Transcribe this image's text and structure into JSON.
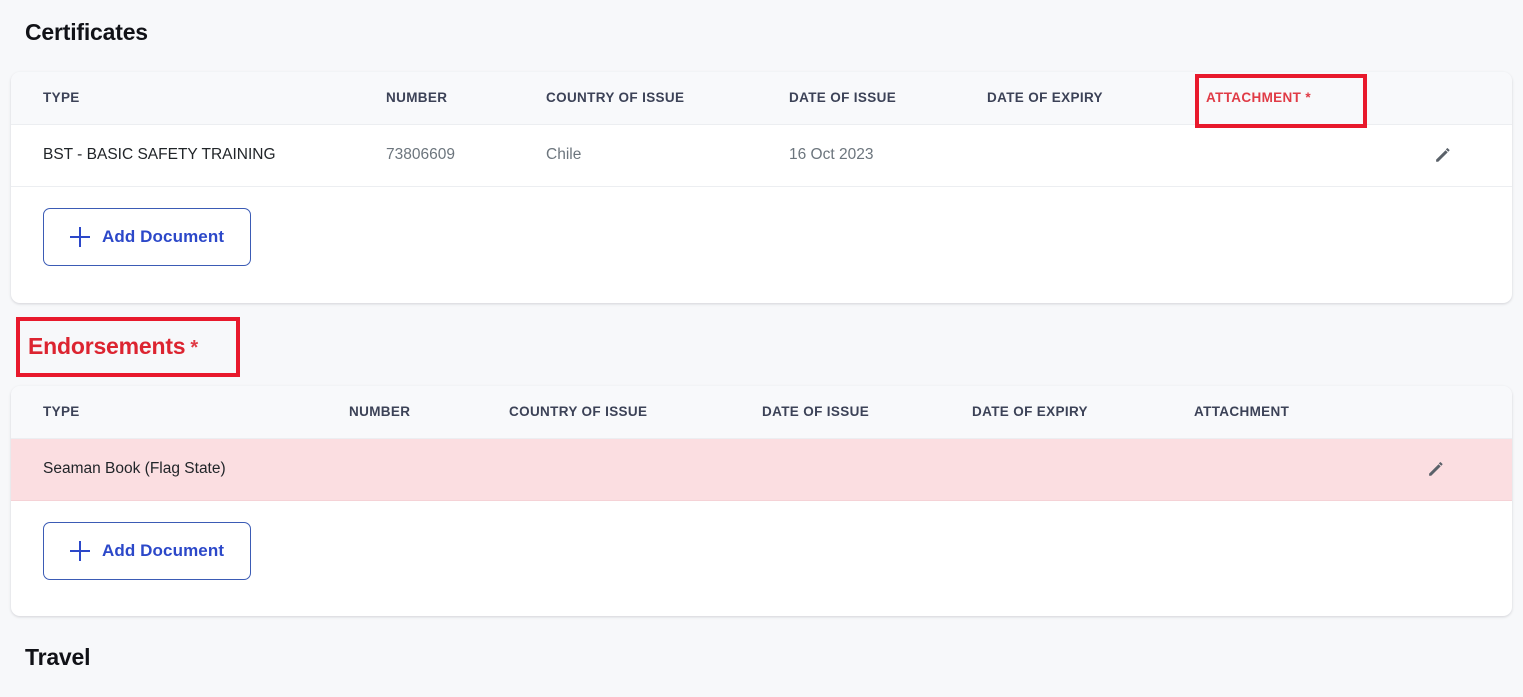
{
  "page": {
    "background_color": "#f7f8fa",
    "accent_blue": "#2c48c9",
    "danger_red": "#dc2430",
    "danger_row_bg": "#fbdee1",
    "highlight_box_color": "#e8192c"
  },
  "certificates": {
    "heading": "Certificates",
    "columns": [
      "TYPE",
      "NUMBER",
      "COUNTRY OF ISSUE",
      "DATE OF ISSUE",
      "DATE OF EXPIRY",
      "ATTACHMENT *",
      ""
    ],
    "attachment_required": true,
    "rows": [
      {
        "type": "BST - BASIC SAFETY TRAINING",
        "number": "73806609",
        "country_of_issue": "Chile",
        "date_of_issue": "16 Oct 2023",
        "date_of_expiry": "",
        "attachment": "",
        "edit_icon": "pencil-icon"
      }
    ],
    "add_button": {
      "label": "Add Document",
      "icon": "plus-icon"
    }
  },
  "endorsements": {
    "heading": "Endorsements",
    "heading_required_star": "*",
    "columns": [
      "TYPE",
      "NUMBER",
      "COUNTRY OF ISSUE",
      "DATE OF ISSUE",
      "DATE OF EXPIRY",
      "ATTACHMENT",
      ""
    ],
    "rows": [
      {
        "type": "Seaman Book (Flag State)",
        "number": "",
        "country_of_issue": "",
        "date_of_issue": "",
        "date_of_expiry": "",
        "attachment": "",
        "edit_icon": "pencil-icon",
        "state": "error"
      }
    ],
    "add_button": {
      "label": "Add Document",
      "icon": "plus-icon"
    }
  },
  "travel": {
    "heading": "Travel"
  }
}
---
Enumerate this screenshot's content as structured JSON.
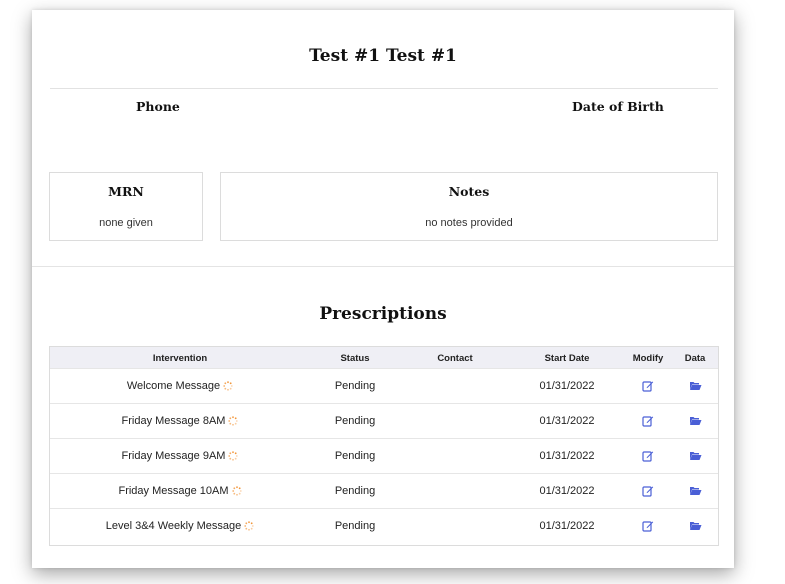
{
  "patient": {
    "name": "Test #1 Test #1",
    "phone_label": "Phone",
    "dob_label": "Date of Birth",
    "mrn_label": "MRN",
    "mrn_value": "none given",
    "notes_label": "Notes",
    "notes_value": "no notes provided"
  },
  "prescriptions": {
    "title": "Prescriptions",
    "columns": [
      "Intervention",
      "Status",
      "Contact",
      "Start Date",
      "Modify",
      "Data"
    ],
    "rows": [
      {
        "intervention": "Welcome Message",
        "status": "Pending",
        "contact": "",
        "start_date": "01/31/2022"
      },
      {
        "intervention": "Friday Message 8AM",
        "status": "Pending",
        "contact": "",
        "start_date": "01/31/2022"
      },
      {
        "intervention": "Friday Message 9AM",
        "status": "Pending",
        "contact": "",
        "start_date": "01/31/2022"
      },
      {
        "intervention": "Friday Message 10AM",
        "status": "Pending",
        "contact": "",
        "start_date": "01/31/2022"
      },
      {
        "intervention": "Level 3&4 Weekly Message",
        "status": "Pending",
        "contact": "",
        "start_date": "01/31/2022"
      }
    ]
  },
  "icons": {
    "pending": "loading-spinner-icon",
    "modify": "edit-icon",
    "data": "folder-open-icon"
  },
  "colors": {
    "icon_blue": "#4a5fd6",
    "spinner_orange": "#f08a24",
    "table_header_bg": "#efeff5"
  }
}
* * *
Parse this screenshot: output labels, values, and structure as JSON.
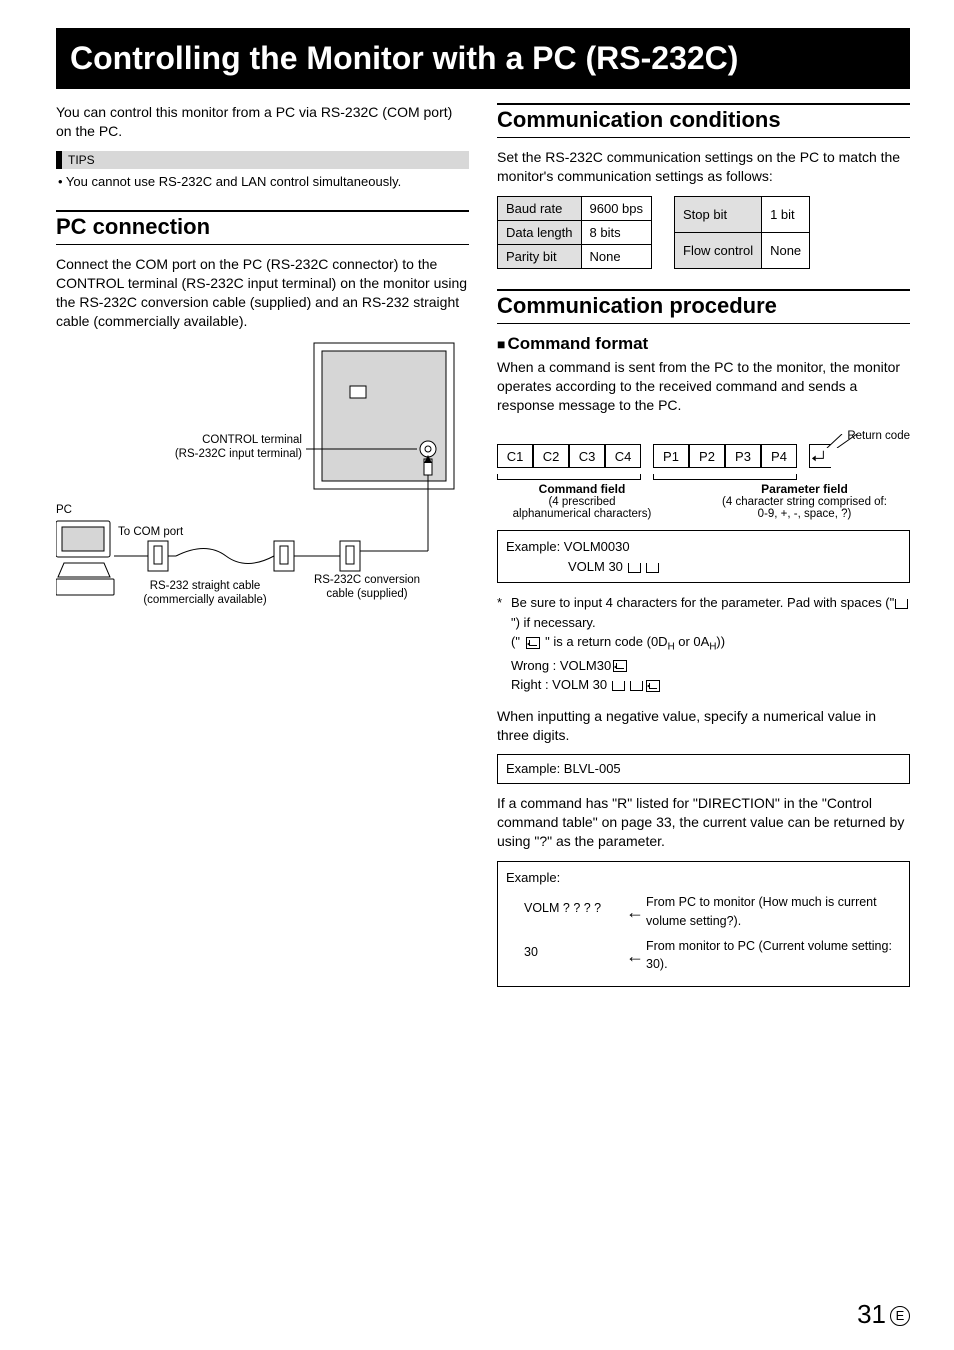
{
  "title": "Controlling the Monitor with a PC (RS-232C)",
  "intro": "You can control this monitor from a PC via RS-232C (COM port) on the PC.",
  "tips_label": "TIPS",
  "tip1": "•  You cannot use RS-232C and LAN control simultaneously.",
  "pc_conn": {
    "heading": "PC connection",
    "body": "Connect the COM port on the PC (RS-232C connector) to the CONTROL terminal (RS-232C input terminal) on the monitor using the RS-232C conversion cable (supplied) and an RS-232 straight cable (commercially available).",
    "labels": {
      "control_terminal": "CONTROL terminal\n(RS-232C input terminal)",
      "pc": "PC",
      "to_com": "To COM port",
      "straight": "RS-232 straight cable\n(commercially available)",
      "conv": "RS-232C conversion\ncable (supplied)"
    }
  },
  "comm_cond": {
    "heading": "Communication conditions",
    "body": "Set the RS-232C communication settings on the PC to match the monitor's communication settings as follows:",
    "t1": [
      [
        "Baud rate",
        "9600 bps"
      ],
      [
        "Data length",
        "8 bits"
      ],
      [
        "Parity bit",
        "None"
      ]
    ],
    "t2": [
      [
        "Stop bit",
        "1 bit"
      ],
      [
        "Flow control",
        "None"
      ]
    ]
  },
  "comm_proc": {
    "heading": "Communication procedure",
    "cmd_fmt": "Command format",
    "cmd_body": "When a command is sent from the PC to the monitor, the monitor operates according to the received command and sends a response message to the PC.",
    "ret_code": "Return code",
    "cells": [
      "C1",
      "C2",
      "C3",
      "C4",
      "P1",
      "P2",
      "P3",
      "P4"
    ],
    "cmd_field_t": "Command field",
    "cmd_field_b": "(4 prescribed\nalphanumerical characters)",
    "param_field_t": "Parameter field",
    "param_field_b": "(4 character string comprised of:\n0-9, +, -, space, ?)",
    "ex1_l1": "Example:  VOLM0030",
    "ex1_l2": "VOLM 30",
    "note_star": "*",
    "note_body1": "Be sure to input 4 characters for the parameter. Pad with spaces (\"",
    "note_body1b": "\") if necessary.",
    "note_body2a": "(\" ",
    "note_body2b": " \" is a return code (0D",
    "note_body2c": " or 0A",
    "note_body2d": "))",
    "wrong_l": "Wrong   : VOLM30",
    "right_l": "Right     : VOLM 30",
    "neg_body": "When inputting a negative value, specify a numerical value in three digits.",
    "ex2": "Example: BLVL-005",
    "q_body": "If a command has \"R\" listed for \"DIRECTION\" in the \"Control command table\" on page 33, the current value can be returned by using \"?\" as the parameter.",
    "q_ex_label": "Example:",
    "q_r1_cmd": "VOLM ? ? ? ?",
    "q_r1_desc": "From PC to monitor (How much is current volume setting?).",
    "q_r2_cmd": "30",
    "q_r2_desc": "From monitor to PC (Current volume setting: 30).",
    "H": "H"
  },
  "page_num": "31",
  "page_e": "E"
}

▸ To do: Which lines hold the word "title"? Copy each of them from the records.

▸ Task result:
    "title": "Prescriptions",
  "title": "Controlling the Monitor with a PC (RS-232C)",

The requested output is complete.